- _练习要求_:
1. 下面这篇服务器迁移博文中,安装配置记录是按照哪个版本的 openSUSE Leap 系统写的?
2. 续写下面这篇服务器迁移博文,从最后一句之后接着写。

在 Linode VPS 上将服务器系统由 CentOS 7 改成了 openSUSE Leap 15。这篇博文记录的是之前将 Linode VPS 上的服务器操作系统从 CentOS 7 改为 openSUSE Leap 15 的过程。就是现在这个水景一页博客所在的服务器,基于 Apache、MariaDB、PHP 和 PHP-FPM。
前情提要¶
今天要维护服务器,照例先搜索自己网站上的记录,才发现并没有把之前在 Linode VPS 上配置 openSUSE Leap 服务器的记录整理上来。倒是先把迁移 Let’s Encrypt 证书的过程发布了。这还是两年多以前的事情了。费了好大劲才从自己电脑里找出来之前的笔记,看起来应该基本上算是很完整了,干脆抽点时间发布出来,以后再在这个基础上面慢慢完善。
安装 openSUSE Leap 的时候,Leap 15.2 还没有发布,所以下面记录都是按照 openSUSE Leap 15.1 系统来的。不过根据后来升级到 openSUSE Leap 15.2 以及再升级到 openSUSE Leap 15.3 的经验来看,安装配置过程应该没有什么不同。

- _所给数据_:
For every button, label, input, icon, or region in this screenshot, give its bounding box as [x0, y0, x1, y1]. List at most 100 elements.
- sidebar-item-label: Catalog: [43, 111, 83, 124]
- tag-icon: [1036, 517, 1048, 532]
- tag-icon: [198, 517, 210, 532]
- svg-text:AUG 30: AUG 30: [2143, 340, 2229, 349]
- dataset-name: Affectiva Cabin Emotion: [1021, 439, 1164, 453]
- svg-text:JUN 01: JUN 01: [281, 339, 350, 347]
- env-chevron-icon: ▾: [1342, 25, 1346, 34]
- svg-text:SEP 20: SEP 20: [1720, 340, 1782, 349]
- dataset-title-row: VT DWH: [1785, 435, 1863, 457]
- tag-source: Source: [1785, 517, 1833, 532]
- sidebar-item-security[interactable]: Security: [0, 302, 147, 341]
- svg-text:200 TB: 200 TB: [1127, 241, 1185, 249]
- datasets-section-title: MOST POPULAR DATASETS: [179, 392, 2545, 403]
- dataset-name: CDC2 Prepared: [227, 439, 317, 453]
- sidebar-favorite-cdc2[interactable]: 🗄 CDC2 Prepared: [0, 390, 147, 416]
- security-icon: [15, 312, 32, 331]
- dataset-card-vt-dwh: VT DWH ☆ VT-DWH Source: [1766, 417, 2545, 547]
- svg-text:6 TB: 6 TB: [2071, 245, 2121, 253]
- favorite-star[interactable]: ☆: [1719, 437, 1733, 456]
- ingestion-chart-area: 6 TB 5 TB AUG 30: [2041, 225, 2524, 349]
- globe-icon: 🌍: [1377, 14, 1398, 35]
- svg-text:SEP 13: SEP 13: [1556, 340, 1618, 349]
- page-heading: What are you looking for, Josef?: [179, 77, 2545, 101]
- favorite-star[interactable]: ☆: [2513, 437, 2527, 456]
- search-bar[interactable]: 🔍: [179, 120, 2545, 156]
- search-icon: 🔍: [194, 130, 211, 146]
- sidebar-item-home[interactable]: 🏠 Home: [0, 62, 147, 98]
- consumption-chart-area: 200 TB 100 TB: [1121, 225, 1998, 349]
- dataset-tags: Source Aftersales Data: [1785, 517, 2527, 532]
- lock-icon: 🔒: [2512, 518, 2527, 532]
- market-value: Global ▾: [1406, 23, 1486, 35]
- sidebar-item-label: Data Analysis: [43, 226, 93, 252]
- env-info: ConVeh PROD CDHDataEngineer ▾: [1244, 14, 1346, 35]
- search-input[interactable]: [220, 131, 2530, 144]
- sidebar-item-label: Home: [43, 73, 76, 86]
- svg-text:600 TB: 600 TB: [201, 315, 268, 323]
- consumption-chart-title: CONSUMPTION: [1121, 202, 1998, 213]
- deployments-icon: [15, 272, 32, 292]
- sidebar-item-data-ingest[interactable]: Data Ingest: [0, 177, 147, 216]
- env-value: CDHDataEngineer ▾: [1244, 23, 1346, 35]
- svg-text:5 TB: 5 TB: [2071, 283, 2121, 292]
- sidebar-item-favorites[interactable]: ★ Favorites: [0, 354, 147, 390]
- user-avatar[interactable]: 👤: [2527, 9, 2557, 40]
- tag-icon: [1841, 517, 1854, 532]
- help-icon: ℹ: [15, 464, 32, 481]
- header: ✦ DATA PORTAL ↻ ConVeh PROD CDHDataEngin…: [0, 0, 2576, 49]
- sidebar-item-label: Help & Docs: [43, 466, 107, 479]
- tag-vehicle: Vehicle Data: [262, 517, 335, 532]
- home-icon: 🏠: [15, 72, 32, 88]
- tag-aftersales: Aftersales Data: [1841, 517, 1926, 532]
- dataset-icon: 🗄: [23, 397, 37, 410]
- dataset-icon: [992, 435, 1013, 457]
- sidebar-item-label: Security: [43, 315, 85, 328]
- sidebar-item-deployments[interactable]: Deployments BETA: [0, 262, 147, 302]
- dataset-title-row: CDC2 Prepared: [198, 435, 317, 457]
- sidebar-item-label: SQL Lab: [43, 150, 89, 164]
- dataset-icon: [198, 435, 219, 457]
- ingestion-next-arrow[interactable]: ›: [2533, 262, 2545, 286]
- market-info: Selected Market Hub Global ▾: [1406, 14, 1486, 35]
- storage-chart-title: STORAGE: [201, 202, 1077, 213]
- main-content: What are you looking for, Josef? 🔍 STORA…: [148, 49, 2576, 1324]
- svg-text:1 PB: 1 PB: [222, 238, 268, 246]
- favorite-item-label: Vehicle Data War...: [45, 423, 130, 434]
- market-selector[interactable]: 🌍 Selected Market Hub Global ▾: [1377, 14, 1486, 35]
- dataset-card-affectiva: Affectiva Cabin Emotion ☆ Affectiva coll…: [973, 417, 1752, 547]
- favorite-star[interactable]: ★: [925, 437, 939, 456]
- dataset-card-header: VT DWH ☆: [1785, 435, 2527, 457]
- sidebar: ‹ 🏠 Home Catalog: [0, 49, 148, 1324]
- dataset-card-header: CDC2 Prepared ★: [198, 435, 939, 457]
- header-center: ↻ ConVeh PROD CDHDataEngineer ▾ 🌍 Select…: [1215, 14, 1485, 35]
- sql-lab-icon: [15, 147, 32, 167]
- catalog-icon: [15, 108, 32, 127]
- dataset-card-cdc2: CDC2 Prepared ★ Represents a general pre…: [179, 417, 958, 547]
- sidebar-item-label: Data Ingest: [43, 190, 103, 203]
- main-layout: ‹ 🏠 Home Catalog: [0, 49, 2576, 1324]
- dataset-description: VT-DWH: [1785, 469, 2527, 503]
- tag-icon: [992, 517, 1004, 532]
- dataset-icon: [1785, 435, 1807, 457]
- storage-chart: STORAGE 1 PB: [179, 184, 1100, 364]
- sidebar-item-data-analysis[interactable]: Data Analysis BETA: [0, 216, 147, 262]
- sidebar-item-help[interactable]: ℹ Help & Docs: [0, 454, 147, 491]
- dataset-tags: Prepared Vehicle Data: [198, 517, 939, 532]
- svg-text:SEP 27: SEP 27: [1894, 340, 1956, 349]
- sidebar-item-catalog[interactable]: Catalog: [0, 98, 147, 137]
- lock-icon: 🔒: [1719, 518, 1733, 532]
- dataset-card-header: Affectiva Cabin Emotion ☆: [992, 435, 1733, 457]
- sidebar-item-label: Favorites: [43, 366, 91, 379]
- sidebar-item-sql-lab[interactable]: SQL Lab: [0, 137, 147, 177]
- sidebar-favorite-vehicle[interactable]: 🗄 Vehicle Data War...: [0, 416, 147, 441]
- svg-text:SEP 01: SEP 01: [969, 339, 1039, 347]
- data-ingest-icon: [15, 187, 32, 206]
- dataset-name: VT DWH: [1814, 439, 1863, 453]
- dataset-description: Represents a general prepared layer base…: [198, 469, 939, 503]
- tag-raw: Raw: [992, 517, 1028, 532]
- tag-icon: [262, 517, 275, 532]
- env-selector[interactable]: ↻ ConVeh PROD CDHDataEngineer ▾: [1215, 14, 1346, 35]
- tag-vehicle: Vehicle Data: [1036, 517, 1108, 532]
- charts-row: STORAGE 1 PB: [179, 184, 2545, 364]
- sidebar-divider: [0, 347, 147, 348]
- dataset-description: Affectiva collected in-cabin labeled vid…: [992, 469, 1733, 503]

- _参考答案_:
1. openSUSE Leap 15.1。

2.
哎,现在 openSUSE 15.4 都已经发布了,又该升级了。再等几天吧。实在是太忙了。
背景¶
最开始安装网页服务器的时候,采用了众口相传的 CentOS 作为操作系统。网上都说服务器就需要鲁棒、稳定和安全。而且因为流行,网上关于 CentOS 相关的安装、配置和优化的文章也多,有问题也容易找到解决方法。但是十来年的时间下来,软件更新越来越快,CentOS 的更新总是落后太多。更新周期长肯定会导致每次更新变化大。不能用上较新的技术倒还好,最怕的是碰上 CentOS 的大版本更新,前后变动太大,几乎需要从头再来,升级更新还不如重装系统快。
随着 CentOS 8 发布已经过去快一年了,但是因为个人时间不充裕,又害怕 CentOS 大版本升级过程中的麻烦,一直没敢升级/重装。可是 WordPress 不断更新之后对 PHP 也有要求了,原来凑合着在 CentOS 上使用 Remi 更新的 PHP 也不好用了。
RHEL 7 到 RHEL 8 的升级有自动工具可用,但是基于 RHEL 的 CentOS 却没有支持。从网络上多个信息来源看,从 CentOS 7 升级到 CentOS 8 是不太可行的,而且不受官方支持。更何况对于处于生产状态的系统来说,还有很多后期的应用和配置更可能带来问题。既然如此,升级这一路径就不考虑了。鉴于近年来对 openSUSE 这一发行版越来越熟悉,而且 openSUSE 社区对系统无故障升级这件事情一直都很支持,我决定将系统改为 openSUSE Leap。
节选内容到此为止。